# AIM OF THE TASK
Omit the images, then print each record below exactly as it reads.

# STORED DATA

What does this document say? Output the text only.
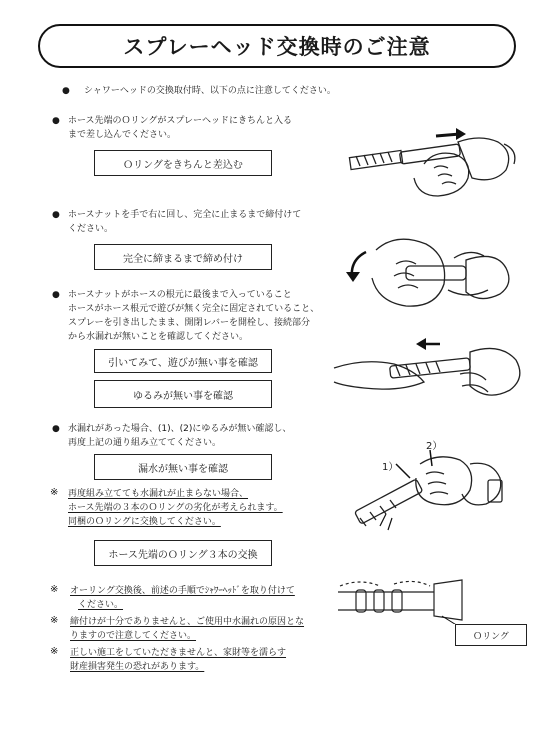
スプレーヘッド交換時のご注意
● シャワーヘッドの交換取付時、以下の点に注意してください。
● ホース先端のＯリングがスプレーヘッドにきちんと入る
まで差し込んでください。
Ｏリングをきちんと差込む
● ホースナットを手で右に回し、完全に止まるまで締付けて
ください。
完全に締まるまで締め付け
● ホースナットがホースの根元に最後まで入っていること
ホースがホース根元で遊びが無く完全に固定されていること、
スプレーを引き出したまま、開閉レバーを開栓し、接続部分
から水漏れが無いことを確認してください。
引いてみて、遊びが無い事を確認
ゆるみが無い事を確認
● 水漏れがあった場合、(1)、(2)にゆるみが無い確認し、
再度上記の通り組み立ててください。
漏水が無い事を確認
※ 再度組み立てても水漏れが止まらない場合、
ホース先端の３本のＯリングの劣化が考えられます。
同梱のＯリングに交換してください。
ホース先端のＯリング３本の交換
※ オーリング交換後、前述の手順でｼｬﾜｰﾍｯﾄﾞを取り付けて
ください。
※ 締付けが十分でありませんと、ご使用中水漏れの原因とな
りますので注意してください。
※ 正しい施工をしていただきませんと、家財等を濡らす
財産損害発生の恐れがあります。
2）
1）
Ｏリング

# SOLUTION FOR THIS TASK
What does this document say? Output the text only.
スプレーヘッド交換時のご注意
● シャワーヘッドの交換取付時、以下の点に注意してください。
● ホース先端のＯリングがスプレーヘッドにきちんと入る
まで差し込んでください。
Ｏリングをきちんと差込む
● ホースナットを手で右に回し、完全に止まるまで締付けて
ください。
完全に締まるまで締め付け
● ホースナットがホースの根元に最後まで入っていること
ホースがホース根元で遊びが無く完全に固定されていること、
スプレーを引き出したまま、開閉レバーを開栓し、接続部分
から水漏れが無いことを確認してください。
引いてみて、遊びが無い事を確認
ゆるみが無い事を確認
● 水漏れがあった場合、(1)、(2)にゆるみが無い確認し、
再度上記の通り組み立ててください。
漏水が無い事を確認
※ 再度組み立てても水漏れが止まらない場合、
ホース先端の３本のＯリングの劣化が考えられます。
同梱のＯリングに交換してください。
ホース先端のＯリング３本の交換
※ オーリング交換後、前述の手順でｼｬﾜｰﾍｯﾄﾞを取り付けて
ください。
※ 締付けが十分でありませんと、ご使用中水漏れの原因とな
りますので注意してください。
※ 正しい施工をしていただきませんと、家財等を濡らす
財産損害発生の恐れがあります。
2）
1）
Ｏリング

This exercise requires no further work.